# Entries shown
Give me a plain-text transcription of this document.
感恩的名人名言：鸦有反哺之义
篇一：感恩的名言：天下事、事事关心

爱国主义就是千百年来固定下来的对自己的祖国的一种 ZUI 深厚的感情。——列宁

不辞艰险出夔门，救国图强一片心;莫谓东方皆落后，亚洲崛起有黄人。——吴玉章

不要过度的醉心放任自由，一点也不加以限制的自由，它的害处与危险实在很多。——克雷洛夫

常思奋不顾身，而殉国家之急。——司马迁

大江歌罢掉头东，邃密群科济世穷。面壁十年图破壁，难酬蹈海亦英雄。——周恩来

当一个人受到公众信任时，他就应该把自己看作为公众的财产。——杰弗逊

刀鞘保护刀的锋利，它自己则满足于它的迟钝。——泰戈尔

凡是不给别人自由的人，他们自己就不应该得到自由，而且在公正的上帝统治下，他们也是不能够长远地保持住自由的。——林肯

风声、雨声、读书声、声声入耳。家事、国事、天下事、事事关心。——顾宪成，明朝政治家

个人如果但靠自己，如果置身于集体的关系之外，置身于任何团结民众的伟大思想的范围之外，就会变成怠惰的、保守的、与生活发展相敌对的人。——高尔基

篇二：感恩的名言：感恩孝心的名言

# Stated task
Tell how many lines hold the string "事事关心", giving the number and nothing else.

# The solution
2